STATED GOAL 1 =>
Summarize the passage on compilers and Makefiles in two sentences.
STATED GOAL 2 =>
Reproduce the passage on compilers and Makefiles between "Simplifying with Makefiles" and "they need to.", inclusive.
STATED GOAL 3 =>
Write what comes next in the passage on compilers and Makefiles, picking up after its final sentence.

To select a C compiler, use the terminal command...

export CC=/usr/bin/gcc

...where you specify the absolute path to the compiler you want.

Similarly, you can change the C++ compiler using...

export CXX=/usr/bin/g++

If you’ve set these previously, and you want to start using sudo update-alternatives, run the following.

export CC=/usr/bin/cc
export CXX=/usr/bin/c++

Simplifying with Makefiles

On UNIX systems, CMake automatically generates and runs Makefiles appropriate to the environment. This saves us quite a bit of time, not to mention the trouble of fussing with Autotools. Therefore, it may seem a bit paradoxical that we’d be writing our own Makefiles.

This is where our philosophy of build systems has been called both “brilliant” and “convoluted” by different people. We use top-level Makefiles to automate the most common build tasks. Very rarely will a user on a UNIX system need to directly invoke CMake, although they still can if they need to.

Coming from our discussion of CMake, it is important to point out that the autogenerated Makefiles are in the temporary build directories.

Makefile Syntax

The basic syntax of a Makefile is very simple. We specify named rules or targets, which may depend on other targets being built first. Then, we run the commands for that target. In short, each rule or target looks like this...

PROVIDED MATERIAL =>

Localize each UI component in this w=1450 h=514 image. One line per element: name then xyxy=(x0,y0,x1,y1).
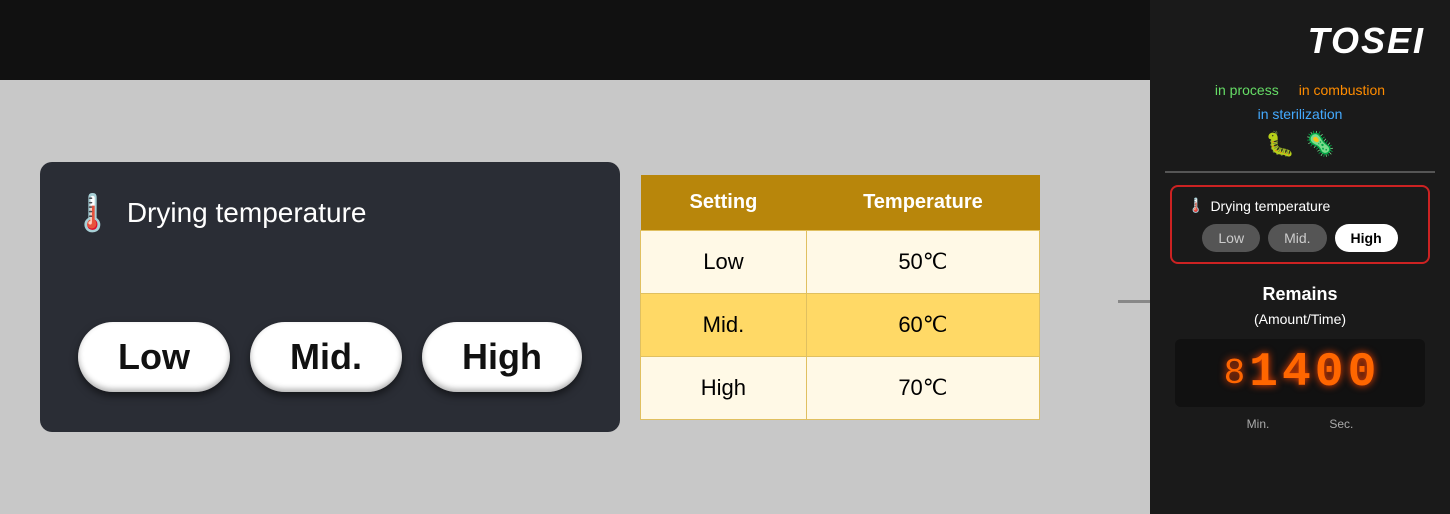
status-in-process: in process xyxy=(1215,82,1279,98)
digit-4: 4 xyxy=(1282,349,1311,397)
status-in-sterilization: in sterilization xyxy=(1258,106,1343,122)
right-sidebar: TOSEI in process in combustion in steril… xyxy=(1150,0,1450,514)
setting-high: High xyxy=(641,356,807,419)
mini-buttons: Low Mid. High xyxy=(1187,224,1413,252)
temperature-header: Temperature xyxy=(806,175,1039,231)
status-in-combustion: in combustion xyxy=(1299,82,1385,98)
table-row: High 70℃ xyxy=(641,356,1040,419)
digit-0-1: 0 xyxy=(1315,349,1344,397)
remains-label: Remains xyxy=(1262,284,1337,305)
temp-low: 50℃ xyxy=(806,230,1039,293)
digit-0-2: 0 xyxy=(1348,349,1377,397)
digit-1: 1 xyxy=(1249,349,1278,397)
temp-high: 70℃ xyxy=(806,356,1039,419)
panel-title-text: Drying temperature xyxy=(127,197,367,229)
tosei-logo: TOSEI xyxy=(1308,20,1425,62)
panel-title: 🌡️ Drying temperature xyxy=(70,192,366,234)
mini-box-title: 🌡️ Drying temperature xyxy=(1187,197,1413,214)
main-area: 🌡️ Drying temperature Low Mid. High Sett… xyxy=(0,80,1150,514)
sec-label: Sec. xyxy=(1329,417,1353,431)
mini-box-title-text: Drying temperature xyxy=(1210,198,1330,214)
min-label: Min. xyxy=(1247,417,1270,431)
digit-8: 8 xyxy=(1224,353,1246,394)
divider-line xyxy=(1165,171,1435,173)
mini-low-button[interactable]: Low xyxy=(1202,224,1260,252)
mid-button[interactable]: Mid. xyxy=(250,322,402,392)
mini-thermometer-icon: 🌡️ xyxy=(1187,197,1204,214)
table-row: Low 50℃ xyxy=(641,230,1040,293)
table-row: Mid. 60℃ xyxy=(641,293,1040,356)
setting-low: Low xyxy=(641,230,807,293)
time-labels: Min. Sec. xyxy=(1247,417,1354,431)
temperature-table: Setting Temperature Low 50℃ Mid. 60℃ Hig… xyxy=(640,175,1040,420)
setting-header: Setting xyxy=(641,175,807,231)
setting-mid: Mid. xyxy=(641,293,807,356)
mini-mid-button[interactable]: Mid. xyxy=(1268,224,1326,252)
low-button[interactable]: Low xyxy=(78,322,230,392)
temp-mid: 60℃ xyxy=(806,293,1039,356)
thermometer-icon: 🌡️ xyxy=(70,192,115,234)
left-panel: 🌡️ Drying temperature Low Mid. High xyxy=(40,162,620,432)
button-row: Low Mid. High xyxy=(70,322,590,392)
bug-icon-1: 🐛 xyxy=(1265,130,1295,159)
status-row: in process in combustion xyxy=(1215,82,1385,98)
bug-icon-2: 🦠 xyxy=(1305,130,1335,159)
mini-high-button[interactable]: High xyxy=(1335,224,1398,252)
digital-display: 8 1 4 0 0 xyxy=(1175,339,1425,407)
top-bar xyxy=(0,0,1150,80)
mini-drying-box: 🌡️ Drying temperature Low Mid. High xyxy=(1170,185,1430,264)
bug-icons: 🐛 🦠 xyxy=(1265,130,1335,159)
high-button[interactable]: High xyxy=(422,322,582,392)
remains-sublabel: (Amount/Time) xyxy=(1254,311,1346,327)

--

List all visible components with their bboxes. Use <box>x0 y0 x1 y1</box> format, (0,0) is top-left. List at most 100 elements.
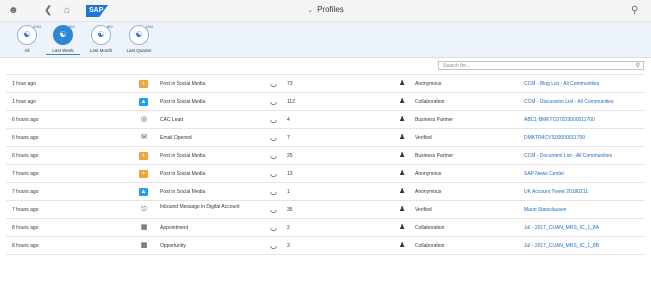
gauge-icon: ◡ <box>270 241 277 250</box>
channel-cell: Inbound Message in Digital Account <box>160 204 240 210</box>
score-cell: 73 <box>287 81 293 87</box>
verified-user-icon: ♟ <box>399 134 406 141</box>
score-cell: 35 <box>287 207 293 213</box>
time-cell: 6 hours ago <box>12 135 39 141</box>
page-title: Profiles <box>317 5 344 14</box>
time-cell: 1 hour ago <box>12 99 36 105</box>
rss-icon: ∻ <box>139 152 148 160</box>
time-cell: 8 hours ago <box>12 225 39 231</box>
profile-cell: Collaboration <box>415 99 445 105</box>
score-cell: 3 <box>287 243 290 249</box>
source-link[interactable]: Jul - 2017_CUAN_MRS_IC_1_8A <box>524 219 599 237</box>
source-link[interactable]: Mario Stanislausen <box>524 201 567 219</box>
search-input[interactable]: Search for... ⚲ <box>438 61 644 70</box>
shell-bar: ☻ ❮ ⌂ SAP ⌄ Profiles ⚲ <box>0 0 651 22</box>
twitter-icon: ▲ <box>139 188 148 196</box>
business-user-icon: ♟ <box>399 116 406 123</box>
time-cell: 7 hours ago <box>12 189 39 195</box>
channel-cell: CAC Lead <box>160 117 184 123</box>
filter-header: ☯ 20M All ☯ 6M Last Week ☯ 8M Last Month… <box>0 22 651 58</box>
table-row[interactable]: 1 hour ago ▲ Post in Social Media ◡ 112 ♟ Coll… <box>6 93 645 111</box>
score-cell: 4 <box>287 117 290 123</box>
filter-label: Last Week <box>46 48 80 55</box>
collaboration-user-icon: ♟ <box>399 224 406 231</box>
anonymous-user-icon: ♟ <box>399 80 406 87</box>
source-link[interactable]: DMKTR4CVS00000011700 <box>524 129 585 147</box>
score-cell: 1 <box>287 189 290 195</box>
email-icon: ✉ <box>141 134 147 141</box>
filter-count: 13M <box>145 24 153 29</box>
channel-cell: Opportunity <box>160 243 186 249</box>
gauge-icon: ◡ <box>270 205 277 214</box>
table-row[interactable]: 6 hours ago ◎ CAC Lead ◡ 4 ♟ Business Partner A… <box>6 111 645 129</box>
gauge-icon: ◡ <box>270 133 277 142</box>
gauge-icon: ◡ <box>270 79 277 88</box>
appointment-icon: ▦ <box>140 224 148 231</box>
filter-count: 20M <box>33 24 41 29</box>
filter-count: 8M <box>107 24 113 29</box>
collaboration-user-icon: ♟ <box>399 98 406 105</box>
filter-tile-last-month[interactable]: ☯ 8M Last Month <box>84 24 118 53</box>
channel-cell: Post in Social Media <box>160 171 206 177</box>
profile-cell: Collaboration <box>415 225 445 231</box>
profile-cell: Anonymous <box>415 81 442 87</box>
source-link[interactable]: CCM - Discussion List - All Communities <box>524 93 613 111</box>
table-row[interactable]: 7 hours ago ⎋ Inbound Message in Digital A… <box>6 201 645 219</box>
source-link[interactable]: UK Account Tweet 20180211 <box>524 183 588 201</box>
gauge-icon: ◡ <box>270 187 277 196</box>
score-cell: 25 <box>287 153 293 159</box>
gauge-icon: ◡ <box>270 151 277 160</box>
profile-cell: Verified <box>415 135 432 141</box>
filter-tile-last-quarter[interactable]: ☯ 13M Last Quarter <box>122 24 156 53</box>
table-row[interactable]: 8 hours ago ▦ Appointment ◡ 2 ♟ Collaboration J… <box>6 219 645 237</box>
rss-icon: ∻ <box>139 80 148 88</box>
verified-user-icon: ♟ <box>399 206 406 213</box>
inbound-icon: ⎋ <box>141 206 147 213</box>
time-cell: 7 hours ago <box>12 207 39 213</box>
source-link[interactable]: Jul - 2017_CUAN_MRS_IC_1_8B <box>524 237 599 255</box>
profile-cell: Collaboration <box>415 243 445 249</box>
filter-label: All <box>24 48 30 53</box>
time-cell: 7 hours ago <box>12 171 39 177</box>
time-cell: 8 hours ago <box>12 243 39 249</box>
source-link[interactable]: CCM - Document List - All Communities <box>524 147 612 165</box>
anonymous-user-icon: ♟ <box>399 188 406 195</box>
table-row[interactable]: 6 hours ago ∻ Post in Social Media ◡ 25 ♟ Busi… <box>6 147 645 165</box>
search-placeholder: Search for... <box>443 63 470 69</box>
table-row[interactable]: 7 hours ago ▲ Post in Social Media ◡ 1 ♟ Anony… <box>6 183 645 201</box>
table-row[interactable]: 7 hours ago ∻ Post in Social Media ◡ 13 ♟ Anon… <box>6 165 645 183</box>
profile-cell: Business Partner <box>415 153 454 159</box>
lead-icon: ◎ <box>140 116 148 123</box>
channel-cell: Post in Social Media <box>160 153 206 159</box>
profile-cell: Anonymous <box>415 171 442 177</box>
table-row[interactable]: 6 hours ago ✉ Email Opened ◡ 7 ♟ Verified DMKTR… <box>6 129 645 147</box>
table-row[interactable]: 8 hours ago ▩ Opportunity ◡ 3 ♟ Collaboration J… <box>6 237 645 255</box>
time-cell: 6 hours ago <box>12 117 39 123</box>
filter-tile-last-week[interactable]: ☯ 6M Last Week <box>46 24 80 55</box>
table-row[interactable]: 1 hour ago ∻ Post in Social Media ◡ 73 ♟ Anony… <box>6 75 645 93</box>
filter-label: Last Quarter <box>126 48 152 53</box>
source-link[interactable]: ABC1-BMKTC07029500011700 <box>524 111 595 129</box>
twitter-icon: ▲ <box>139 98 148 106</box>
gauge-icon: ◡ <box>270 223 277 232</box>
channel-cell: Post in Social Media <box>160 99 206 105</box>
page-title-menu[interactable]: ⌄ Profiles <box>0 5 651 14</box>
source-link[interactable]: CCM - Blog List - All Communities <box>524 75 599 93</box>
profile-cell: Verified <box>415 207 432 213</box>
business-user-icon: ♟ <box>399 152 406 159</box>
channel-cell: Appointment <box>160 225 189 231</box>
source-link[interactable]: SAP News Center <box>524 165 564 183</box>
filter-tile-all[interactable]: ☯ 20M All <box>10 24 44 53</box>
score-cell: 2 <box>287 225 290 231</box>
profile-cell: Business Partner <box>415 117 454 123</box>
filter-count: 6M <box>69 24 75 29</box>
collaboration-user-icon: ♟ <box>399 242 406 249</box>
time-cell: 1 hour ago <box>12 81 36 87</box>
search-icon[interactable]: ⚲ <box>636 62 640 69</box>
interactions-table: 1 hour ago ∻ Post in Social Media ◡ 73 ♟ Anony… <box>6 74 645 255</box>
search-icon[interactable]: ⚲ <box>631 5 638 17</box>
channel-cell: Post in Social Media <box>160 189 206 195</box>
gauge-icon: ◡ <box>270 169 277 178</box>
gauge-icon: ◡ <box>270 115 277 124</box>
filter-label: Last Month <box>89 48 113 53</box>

EXERCISE RESPONSE 1 =>
You select the C and C++ compilers by exporting CC and CXX with the absolute path to each compiler, and setting them to /usr/bin/cc and /usr/bin/c++ lets you start using sudo update-alternatives. CMake generates and runs Makefiles on UNIX systems, but top-level Makefiles are also written to automate the most common build tasks, and a Makefile is built from named rules or targets that may depend on other targets and that run commands.

EXERCISE RESPONSE 2 =>
Simplifying with Makefiles

On UNIX systems, CMake automatically generates and runs Makefiles appropriate to the environment. This saves us quite a bit of time, not to mention the trouble of fussing with Autotools. Therefore, it may seem a bit paradoxical that we’d be writing our own Makefiles.

This is where our philosophy of build systems has been called both “brilliant” and “convoluted” by different people. We use top-level Makefiles to automate the most common build tasks. Very rarely will a user on a UNIX system need to directly invoke CMake, although they still can if they need to.

EXERCISE RESPONSE 3 =>
target: dependonme alsodependonme
    Commands here
    and here
    and so forth

There are a few special target names. Perhaps the most common is none:, which is run if someone executes the Makefile without a target specified (e.g. just running make).

The other special target names start with a period (.), followed by all uppercase letters. We won’t use most of these, as they relate to building with GNU Make and Autotools, instead of CMake.

The only one of particular importance is .PHONY. Ordinarily, targets all relate to files being built. In all other cases, we need to tell GNU Make that nothing is being built, but rather that it’s just a symbolic name for a task (e.g. make clean). We list all of these target names under the .PHONY target, in the same way as if they were dependencies.

.PHONY: clean help

It really is that simple.


Tabs v. Spaces

Makefiles are very particular about tabs and spaces. You must use a TAB at the start of each line belonging to a target. If you use spaces, the Makefile will throw a syntax error.

Automating CMake with Makefiles

We have two levels of Makefiles in our build systems. The inner level invokes CMake and its own automatically generated Makefiles, and the outer level Makefile invokes the inner level ones.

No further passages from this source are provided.